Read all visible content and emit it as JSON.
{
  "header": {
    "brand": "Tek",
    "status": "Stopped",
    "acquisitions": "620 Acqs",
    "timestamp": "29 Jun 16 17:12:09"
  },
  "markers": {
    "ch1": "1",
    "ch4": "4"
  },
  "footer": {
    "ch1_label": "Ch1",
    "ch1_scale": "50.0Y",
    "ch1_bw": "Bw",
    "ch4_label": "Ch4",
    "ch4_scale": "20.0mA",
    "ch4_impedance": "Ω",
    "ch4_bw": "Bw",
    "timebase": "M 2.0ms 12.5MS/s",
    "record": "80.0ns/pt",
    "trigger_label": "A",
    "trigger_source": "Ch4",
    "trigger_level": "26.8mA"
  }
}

○ ○ ○ ○ ○

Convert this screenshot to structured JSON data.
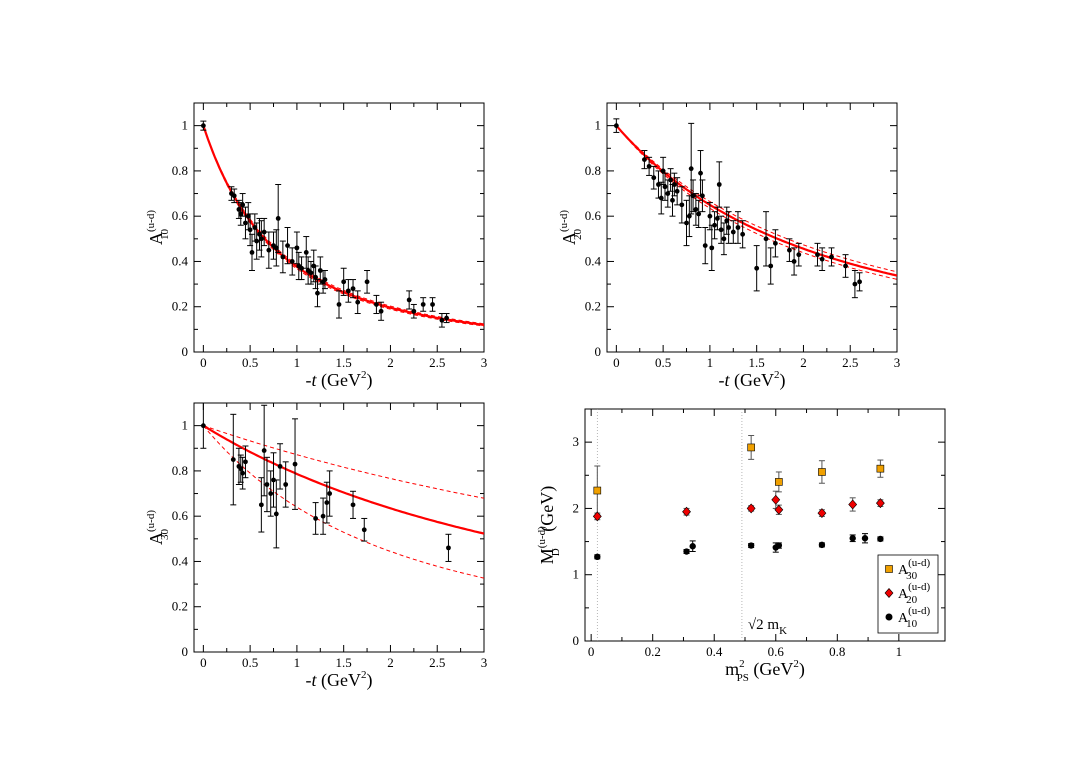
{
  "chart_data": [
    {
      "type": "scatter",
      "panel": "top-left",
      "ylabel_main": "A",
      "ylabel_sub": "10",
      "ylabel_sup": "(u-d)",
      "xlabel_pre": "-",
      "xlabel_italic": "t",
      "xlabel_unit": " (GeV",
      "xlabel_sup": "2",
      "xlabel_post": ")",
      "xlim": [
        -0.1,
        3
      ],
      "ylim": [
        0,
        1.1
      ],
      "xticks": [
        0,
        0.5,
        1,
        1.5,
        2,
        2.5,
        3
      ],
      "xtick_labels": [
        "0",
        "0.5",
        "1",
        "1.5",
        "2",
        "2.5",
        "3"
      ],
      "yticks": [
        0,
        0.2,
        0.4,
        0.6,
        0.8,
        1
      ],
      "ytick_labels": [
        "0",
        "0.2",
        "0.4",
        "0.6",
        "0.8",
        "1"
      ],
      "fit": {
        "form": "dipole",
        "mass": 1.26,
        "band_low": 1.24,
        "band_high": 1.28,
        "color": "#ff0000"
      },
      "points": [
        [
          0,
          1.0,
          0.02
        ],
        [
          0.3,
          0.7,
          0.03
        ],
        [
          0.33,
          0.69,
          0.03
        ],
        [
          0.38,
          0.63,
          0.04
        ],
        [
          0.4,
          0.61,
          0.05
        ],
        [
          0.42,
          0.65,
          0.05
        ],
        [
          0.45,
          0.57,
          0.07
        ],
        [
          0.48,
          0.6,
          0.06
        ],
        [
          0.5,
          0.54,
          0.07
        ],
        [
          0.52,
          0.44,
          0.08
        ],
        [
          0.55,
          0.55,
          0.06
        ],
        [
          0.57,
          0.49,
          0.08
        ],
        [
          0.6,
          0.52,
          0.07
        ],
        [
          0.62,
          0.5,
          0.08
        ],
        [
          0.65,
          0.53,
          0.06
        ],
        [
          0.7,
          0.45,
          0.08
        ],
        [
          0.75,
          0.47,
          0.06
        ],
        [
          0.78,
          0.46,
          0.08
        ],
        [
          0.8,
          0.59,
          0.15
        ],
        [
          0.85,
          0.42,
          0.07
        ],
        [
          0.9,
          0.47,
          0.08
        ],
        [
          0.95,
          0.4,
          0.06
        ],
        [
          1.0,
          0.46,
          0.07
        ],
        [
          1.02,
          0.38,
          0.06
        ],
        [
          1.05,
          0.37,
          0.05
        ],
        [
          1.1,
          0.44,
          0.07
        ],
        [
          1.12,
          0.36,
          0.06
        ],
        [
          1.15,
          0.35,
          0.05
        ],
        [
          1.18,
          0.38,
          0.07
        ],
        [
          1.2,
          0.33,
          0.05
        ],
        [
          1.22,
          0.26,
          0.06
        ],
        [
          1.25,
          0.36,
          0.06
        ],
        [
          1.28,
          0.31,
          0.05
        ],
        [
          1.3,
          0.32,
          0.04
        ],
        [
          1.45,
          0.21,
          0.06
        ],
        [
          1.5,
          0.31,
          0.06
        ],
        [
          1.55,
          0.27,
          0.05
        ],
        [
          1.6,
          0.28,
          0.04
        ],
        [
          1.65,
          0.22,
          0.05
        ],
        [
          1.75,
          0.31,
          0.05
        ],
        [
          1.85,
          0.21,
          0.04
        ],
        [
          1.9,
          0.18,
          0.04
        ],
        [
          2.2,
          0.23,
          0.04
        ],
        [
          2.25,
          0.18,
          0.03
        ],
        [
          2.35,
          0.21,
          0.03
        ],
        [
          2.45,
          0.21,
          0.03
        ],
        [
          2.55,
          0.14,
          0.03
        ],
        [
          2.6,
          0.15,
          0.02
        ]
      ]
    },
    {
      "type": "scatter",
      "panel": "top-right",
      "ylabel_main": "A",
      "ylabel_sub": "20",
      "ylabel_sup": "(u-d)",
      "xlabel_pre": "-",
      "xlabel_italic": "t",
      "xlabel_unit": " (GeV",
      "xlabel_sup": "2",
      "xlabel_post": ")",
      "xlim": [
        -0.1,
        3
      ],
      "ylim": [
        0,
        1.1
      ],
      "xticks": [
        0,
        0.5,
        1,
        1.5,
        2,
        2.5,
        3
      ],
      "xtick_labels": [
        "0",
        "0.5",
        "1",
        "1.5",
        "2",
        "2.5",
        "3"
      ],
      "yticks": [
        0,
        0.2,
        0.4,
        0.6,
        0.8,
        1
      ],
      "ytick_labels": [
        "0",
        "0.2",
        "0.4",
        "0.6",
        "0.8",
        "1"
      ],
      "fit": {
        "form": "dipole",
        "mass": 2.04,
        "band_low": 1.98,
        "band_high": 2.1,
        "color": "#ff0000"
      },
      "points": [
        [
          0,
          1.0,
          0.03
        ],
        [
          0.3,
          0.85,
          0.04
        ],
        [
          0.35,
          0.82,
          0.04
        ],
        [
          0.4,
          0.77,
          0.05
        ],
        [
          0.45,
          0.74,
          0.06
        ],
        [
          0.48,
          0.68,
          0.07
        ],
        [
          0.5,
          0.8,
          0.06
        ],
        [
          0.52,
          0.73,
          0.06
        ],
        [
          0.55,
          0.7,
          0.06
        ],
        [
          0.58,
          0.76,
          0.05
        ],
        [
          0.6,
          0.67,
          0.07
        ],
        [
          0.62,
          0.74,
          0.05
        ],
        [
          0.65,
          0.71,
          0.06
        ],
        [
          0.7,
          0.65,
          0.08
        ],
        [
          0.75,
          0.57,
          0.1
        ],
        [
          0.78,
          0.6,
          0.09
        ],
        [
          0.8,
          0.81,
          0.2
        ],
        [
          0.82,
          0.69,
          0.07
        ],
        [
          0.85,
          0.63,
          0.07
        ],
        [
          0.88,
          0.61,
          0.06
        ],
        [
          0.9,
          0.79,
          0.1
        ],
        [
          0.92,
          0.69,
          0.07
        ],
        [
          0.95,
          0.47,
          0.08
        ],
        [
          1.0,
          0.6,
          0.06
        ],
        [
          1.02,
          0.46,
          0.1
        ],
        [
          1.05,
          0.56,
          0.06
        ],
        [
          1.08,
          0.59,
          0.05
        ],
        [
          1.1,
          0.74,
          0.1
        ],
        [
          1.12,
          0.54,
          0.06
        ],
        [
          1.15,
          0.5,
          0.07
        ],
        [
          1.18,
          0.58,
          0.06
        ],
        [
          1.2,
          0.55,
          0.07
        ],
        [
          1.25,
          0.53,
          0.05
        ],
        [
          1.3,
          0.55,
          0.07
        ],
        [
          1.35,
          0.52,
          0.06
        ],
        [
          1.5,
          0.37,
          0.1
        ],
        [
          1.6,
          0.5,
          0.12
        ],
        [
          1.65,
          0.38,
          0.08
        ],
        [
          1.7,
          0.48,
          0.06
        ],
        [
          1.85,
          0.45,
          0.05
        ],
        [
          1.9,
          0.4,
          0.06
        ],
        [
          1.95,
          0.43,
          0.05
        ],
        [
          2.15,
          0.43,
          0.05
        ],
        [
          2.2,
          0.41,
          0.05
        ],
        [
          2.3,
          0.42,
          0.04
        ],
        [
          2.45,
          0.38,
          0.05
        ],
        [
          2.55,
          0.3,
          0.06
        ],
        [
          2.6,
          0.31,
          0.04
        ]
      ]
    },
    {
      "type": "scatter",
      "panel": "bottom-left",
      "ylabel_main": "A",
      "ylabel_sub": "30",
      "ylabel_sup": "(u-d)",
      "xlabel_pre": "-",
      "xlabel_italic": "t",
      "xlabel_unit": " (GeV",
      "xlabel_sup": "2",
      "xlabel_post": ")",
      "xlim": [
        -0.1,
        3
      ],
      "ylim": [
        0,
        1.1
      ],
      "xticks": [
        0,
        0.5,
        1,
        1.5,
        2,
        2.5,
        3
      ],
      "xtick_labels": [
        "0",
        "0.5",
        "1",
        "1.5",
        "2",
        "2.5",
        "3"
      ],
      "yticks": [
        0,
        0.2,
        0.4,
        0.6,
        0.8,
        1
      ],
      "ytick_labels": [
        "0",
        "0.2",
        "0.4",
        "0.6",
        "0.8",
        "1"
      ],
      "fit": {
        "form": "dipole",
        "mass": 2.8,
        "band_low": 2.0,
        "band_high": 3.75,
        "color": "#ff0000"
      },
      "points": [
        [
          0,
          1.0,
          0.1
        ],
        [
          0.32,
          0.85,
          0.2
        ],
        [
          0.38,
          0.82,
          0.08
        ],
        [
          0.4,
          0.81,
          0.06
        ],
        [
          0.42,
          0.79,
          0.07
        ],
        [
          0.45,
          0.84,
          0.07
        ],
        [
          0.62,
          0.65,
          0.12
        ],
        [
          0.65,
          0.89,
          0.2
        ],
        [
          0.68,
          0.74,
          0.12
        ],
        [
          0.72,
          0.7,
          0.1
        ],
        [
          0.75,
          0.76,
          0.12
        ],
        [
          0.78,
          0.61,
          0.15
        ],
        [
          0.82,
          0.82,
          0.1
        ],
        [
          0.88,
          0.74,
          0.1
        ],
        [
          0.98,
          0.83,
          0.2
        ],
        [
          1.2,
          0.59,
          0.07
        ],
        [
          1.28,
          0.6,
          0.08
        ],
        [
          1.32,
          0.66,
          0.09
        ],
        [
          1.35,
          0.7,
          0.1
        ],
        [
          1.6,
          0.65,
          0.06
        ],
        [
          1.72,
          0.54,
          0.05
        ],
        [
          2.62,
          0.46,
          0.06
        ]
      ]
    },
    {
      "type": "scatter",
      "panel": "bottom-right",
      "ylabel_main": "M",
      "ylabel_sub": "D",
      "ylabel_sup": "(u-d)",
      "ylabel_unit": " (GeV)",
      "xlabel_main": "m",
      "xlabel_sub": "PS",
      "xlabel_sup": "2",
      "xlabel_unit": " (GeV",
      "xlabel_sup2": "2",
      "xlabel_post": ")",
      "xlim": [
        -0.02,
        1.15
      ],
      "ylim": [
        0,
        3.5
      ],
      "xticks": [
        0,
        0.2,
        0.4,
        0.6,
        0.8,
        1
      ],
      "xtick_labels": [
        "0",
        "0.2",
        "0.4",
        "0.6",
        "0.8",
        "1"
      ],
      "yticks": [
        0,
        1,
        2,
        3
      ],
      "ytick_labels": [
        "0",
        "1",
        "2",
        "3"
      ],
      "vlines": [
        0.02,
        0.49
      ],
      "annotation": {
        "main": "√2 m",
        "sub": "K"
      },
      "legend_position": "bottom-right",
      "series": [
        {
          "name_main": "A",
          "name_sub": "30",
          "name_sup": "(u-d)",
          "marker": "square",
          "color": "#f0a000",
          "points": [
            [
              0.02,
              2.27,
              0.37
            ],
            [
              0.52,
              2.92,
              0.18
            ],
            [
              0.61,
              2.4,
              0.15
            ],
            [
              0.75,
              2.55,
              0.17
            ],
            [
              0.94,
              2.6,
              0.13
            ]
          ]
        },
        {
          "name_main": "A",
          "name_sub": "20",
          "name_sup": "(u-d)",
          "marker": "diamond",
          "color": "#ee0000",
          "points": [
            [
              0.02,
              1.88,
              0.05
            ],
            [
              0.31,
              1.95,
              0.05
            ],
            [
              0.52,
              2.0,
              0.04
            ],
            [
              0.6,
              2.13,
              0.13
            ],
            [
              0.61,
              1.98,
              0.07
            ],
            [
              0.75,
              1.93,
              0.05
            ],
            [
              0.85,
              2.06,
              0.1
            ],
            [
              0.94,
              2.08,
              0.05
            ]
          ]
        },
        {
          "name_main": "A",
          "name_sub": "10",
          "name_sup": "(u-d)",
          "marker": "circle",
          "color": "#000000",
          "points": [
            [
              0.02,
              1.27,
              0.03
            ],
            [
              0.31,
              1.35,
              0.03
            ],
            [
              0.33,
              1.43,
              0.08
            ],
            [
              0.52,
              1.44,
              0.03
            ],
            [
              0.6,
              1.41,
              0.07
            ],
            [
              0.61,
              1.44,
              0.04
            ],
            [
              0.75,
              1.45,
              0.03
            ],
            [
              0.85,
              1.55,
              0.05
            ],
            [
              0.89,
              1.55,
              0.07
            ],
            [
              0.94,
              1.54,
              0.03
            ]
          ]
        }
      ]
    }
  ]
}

○ ○ ○ ○ ○

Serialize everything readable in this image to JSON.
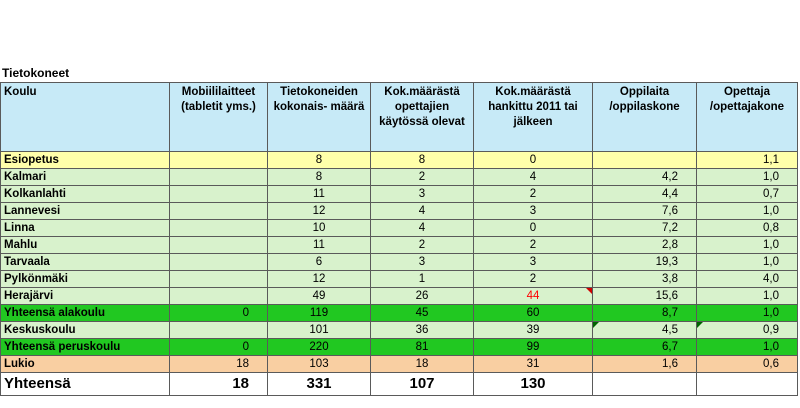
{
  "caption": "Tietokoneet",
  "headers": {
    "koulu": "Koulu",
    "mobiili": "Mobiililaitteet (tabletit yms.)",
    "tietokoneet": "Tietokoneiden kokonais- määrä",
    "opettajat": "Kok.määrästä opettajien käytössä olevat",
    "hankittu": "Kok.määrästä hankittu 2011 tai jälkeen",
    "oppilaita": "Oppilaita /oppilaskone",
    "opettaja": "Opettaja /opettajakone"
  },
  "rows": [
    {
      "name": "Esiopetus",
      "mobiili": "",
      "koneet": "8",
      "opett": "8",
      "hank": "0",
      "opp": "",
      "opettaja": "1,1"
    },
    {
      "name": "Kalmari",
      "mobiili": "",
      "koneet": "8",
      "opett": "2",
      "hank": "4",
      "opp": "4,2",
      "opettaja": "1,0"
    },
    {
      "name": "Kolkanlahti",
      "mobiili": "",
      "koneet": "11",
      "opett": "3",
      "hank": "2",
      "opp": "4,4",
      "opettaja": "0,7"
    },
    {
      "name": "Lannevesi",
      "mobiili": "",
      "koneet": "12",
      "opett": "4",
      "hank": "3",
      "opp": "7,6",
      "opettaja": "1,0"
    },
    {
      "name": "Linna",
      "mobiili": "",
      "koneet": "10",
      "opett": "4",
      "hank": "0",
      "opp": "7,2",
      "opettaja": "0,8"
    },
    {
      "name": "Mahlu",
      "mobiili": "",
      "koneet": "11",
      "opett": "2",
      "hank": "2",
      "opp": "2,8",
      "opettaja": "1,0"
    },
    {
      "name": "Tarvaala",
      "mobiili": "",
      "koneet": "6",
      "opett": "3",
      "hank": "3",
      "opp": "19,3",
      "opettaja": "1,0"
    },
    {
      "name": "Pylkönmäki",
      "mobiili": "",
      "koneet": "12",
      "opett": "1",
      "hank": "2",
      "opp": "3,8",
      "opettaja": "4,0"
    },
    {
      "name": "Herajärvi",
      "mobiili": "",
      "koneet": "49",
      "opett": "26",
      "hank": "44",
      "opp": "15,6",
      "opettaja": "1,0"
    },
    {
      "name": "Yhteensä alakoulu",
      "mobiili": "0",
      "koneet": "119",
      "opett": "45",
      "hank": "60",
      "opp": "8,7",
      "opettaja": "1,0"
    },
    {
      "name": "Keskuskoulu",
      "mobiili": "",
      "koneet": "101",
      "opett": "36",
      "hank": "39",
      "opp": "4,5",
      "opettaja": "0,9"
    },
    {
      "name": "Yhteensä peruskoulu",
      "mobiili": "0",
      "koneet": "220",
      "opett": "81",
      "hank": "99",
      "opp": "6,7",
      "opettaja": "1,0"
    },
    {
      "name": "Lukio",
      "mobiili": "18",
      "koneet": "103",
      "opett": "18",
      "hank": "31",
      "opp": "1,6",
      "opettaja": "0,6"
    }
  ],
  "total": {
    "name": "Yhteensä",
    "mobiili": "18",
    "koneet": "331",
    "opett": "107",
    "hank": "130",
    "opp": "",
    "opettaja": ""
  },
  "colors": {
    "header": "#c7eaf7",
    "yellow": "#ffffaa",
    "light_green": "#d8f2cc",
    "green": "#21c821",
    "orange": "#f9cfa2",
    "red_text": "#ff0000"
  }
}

○ ○ ○ ○ ○

▶ [Task goal] Give the number of lines above that hold the word "panel", and nothing more.

▶ [Task solution] 4